Collected data
○ ○ ○ ○ ○

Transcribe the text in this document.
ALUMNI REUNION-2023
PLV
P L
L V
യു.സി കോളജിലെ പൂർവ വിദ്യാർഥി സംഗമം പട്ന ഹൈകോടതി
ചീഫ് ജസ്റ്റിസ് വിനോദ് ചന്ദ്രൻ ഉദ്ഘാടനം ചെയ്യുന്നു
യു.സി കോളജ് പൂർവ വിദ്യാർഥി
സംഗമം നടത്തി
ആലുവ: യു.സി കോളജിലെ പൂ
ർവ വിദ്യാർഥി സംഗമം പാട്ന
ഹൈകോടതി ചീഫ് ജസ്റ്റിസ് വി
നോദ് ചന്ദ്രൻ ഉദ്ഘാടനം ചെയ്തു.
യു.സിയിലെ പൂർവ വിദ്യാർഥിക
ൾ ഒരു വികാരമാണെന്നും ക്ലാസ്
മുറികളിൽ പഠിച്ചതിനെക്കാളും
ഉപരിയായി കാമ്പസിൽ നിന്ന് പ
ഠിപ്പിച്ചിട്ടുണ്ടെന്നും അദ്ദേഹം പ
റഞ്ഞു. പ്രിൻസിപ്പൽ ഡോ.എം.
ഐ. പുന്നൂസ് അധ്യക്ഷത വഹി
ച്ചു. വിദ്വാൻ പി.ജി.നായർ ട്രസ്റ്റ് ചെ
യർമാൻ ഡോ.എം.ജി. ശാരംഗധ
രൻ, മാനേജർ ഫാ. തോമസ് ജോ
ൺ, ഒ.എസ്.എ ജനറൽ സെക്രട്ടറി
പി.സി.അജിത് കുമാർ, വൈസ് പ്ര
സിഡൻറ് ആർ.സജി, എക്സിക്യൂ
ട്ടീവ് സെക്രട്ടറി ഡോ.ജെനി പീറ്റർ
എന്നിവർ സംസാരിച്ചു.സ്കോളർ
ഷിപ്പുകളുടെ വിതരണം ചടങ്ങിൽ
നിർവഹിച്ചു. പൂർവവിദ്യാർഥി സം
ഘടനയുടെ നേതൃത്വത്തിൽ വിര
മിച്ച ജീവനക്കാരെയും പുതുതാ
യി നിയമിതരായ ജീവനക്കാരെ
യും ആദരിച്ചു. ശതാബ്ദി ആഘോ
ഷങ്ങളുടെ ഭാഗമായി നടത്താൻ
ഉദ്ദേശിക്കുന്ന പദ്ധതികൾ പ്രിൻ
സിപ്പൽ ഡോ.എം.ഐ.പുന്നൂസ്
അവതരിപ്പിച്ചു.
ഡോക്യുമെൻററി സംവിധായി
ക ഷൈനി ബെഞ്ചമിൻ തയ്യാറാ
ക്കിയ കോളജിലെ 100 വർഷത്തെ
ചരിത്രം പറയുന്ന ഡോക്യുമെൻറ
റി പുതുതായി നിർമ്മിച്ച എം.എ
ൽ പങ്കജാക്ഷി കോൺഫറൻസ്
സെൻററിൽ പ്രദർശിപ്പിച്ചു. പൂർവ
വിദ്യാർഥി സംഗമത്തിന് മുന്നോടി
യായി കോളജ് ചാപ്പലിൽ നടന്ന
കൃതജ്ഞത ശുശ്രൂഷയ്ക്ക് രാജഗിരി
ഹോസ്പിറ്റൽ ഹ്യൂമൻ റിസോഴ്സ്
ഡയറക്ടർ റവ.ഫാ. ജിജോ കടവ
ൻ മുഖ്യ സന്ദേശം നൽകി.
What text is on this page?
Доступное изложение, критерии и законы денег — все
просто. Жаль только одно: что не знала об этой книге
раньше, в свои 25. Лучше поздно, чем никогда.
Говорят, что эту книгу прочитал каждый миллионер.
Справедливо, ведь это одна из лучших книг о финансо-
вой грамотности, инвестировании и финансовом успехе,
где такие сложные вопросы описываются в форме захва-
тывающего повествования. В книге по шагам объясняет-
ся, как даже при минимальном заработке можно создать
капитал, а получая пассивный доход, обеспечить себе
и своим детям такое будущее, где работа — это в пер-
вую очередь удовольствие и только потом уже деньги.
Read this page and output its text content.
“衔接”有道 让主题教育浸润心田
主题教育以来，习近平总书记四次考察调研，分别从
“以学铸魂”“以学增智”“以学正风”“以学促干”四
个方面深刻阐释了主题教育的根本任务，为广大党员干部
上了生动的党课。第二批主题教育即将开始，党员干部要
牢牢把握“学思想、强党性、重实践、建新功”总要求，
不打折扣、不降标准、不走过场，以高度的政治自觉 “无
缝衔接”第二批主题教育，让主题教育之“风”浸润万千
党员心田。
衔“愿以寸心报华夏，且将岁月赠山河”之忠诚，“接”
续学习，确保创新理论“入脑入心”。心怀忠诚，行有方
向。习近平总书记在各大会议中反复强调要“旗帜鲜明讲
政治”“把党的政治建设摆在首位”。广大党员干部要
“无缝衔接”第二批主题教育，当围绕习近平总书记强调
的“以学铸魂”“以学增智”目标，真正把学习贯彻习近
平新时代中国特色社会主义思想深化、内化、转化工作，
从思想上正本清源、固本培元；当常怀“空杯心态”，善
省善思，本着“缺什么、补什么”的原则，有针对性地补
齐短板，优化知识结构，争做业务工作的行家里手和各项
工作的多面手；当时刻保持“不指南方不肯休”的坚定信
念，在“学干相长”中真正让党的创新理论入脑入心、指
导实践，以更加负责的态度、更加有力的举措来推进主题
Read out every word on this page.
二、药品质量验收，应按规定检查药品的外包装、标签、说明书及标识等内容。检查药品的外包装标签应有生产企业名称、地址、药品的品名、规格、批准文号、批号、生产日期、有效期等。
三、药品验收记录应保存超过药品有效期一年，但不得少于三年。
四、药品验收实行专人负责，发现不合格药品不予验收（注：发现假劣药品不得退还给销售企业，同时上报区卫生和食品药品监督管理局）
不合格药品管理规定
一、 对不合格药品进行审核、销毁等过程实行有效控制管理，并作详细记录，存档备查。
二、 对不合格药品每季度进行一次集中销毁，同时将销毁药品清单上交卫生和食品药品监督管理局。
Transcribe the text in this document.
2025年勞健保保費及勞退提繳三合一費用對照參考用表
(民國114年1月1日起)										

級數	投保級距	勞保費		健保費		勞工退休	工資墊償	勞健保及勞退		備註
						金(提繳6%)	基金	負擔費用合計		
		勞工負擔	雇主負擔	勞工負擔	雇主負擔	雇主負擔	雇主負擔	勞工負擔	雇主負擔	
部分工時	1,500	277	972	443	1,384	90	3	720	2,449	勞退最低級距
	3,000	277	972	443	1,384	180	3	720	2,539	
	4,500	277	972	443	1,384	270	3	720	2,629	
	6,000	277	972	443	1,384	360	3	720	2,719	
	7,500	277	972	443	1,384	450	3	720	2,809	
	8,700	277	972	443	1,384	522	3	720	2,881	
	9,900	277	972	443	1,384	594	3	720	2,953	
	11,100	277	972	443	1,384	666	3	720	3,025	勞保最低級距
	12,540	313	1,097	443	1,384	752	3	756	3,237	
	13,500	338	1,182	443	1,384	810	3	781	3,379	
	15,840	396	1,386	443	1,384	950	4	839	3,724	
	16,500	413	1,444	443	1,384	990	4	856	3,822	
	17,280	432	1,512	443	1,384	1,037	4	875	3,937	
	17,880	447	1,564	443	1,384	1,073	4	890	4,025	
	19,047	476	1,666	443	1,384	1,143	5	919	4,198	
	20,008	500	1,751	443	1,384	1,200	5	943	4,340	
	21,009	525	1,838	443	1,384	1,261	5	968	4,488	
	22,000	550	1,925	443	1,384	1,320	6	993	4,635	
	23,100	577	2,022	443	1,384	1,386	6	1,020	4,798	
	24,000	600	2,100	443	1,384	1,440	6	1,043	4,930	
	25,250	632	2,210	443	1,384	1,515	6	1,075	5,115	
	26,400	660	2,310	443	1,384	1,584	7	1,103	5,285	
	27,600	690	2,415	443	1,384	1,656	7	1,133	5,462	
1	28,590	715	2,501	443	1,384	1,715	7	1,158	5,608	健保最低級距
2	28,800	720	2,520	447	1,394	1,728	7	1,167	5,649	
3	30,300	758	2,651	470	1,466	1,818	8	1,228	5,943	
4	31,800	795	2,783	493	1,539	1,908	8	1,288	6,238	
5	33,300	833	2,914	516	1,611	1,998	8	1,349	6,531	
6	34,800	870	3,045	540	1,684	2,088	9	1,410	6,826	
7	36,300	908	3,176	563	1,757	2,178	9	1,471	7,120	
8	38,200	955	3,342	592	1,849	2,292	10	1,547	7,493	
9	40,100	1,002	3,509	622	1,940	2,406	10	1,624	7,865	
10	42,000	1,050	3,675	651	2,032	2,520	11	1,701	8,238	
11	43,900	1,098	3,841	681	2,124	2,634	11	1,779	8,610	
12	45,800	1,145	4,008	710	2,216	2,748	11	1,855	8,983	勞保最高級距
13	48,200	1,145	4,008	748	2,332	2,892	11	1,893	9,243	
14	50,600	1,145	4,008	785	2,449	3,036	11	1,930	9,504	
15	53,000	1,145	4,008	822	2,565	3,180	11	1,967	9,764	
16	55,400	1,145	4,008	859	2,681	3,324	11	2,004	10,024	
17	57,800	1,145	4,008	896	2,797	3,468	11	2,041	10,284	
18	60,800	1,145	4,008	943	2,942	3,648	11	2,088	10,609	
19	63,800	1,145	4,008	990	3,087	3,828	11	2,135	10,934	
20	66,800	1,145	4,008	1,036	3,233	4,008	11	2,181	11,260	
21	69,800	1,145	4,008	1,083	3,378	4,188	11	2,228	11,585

○ ○ ○ ○ ○

THE TASK ▸
Collect every line with the string "this" from the records, and copy each.

EXERCISE RESPONSE ▸
Transcribe the text in this document.
What text is on this page?
Read this page and output its text content.
Read out every word on this page.
Transcribe the text in this document.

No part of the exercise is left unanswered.